Search the listing for the string "Öğrencinin" and copy every line that contains it.

Stored data entries

start

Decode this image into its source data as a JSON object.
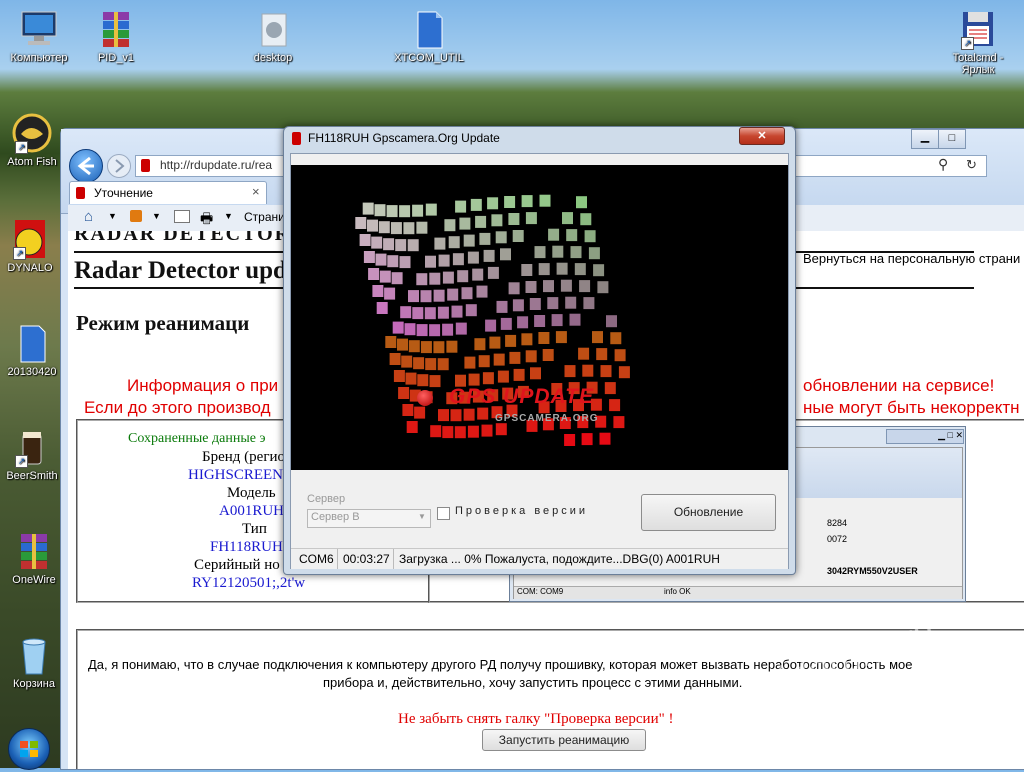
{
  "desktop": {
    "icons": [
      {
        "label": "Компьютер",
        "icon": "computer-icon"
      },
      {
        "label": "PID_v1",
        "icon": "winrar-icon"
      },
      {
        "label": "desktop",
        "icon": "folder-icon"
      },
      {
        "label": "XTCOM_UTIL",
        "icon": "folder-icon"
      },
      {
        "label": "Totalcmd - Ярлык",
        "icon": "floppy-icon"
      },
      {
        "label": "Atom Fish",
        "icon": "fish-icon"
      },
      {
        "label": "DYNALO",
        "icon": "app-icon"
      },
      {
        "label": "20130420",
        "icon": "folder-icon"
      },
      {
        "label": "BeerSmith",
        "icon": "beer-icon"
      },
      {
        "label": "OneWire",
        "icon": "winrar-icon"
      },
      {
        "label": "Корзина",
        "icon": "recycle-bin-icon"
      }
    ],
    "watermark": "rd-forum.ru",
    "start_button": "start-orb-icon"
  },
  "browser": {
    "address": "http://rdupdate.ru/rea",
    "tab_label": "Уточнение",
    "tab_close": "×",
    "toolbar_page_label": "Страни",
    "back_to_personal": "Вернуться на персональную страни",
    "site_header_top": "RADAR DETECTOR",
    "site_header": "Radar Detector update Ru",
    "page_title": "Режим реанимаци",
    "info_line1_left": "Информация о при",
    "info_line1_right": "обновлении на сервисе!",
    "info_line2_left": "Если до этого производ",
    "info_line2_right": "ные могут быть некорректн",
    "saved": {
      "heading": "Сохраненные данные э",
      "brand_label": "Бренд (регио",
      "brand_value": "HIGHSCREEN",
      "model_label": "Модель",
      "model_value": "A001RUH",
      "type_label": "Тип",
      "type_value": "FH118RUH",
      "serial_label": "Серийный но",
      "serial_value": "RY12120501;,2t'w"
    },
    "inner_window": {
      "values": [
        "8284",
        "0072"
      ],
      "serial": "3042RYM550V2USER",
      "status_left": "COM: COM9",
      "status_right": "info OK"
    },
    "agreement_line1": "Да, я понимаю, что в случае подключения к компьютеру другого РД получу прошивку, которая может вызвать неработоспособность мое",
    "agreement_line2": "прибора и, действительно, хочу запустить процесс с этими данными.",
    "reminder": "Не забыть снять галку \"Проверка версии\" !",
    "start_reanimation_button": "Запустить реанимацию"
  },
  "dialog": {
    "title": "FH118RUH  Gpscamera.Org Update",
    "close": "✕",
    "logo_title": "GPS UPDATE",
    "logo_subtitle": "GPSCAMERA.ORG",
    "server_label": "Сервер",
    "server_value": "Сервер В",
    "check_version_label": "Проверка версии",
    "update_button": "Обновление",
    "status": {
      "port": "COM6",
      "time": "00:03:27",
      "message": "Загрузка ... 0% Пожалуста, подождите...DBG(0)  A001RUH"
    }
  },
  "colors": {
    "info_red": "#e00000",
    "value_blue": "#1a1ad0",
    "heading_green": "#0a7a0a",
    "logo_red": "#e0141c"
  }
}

end
start

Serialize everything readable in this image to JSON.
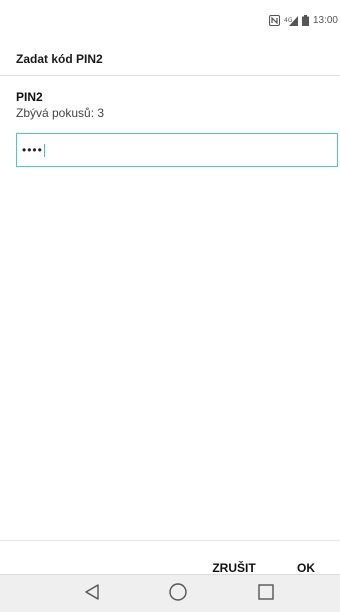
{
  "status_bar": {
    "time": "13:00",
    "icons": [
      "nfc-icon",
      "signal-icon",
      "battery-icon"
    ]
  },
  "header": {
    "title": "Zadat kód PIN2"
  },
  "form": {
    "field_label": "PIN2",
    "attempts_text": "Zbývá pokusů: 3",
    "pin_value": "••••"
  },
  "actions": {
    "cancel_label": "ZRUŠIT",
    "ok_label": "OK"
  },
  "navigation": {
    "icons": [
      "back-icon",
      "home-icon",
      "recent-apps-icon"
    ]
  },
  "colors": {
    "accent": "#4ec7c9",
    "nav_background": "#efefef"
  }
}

end
start

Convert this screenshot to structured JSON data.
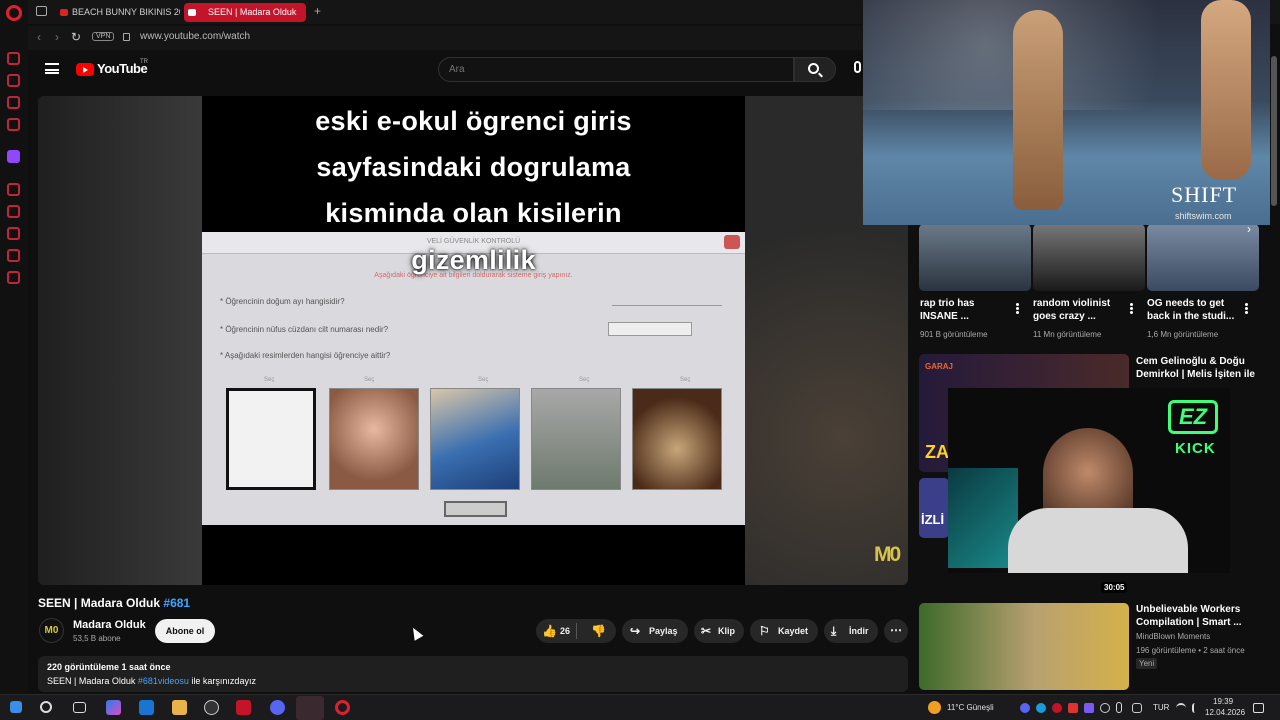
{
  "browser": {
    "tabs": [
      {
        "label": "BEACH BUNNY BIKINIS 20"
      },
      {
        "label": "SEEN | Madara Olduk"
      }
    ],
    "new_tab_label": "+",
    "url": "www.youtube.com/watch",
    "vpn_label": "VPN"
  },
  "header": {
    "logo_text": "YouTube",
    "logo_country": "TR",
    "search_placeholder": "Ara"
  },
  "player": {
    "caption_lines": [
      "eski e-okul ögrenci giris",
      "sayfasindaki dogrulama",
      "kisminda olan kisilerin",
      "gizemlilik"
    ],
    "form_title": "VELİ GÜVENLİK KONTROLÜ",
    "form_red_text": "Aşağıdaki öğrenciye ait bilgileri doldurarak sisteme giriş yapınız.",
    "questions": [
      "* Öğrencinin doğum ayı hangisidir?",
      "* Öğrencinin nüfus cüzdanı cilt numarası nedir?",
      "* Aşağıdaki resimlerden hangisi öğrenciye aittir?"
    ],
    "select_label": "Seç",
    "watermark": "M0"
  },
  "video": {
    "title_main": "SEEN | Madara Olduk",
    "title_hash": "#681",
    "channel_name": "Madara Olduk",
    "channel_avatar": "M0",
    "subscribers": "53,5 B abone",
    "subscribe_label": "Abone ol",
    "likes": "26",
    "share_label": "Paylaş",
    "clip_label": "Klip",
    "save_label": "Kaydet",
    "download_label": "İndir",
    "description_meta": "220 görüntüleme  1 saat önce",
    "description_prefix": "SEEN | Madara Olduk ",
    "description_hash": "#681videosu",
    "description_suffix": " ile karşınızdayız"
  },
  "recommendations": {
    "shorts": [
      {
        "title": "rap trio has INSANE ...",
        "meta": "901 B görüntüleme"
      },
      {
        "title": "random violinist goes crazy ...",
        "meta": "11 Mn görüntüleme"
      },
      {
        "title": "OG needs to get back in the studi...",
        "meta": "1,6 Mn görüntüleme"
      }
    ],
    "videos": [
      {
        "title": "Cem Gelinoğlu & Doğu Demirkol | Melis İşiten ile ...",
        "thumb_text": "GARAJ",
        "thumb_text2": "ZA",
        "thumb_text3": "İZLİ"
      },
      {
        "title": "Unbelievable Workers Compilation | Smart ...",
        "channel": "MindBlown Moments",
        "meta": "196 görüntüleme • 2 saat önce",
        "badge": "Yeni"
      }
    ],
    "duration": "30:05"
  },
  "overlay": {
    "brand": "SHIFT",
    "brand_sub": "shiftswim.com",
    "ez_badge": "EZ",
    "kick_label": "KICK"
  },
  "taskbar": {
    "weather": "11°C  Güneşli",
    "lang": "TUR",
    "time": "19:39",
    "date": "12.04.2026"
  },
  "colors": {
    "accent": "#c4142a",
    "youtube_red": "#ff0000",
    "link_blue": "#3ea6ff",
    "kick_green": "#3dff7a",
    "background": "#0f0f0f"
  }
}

end

> _Written answer_:
      "* Öğrencinin doğum ayı hangisidir?",
      "* Öğrencinin nüfus cüzdanı cilt numarası nedir?",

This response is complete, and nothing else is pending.